WHAT YOU SHOULD DO:
Leave out the pictures and copy every record exactly.

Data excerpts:
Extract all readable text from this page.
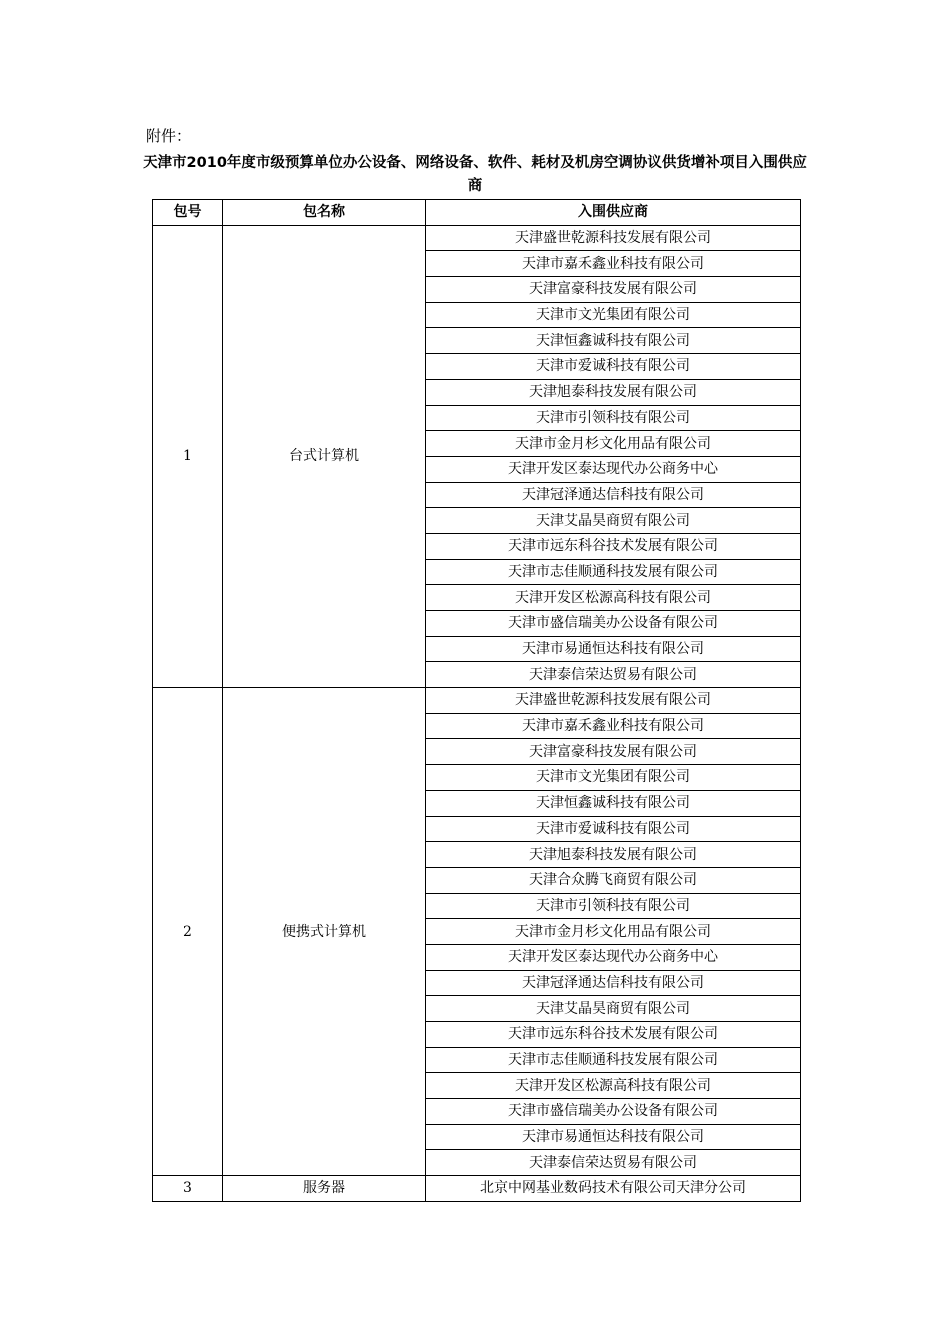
附件：
天津市2010年度市级预算单位办公设备、网络设备、软件、耗材及机房空调协议供货增补项目入围供应商
包号	包名称	入围供应商
1	台式计算机	天津盛世乾源科技发展有限公司
		天津市嘉禾鑫业科技有限公司
		天津富豪科技发展有限公司
		天津市文光集团有限公司
		天津恒鑫诚科技有限公司
		天津市爱诚科技有限公司
		天津旭泰科技发展有限公司
		天津市引领科技有限公司
		天津市金月杉文化用品有限公司
		天津开发区泰达现代办公商务中心
		天津冠泽通达信科技有限公司
		天津艾晶昊商贸有限公司
		天津市远东科谷技术发展有限公司
		天津市志佳顺通科技发展有限公司
		天津开发区松源高科技有限公司
		天津市盛信瑞美办公设备有限公司
		天津市易通恒达科技有限公司
		天津泰信荣达贸易有限公司
2	便携式计算机	天津盛世乾源科技发展有限公司
		天津市嘉禾鑫业科技有限公司
		天津富豪科技发展有限公司
		天津市文光集团有限公司
		天津恒鑫诚科技有限公司
		天津市爱诚科技有限公司
		天津旭泰科技发展有限公司
		天津合众腾飞商贸有限公司
		天津市引领科技有限公司
		天津市金月杉文化用品有限公司
		天津开发区泰达现代办公商务中心
		天津冠泽通达信科技有限公司
		天津艾晶昊商贸有限公司
		天津市远东科谷技术发展有限公司
		天津市志佳顺通科技发展有限公司
		天津开发区松源高科技有限公司
		天津市盛信瑞美办公设备有限公司
		天津市易通恒达科技有限公司
		天津泰信荣达贸易有限公司
3	服务器	北京中网基业数码技术有限公司天津分公司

EXERCISE OUTPUT:
Extract all readable text from this page.
附件：
天津市2010年度市级预算单位办公设备、网络设备、软件、耗材及机房空调协议供货增补项目入围供应商
包号	包名称	入围供应商
1	台式计算机	天津盛世乾源科技发展有限公司
		天津市嘉禾鑫业科技有限公司
		天津富豪科技发展有限公司
		天津市文光集团有限公司
		天津恒鑫诚科技有限公司
		天津市爱诚科技有限公司
		天津旭泰科技发展有限公司
		天津市引领科技有限公司
		天津市金月杉文化用品有限公司
		天津开发区泰达现代办公商务中心
		天津冠泽通达信科技有限公司
		天津艾晶昊商贸有限公司
		天津市远东科谷技术发展有限公司
		天津市志佳顺通科技发展有限公司
		天津开发区松源高科技有限公司
		天津市盛信瑞美办公设备有限公司
		天津市易通恒达科技有限公司
		天津泰信荣达贸易有限公司
2	便携式计算机	天津盛世乾源科技发展有限公司
		天津市嘉禾鑫业科技有限公司
		天津富豪科技发展有限公司
		天津市文光集团有限公司
		天津恒鑫诚科技有限公司
		天津市爱诚科技有限公司
		天津旭泰科技发展有限公司
		天津合众腾飞商贸有限公司
		天津市引领科技有限公司
		天津市金月杉文化用品有限公司
		天津开发区泰达现代办公商务中心
		天津冠泽通达信科技有限公司
		天津艾晶昊商贸有限公司
		天津市远东科谷技术发展有限公司
		天津市志佳顺通科技发展有限公司
		天津开发区松源高科技有限公司
		天津市盛信瑞美办公设备有限公司
		天津市易通恒达科技有限公司
		天津泰信荣达贸易有限公司
3	服务器	北京中网基业数码技术有限公司天津分公司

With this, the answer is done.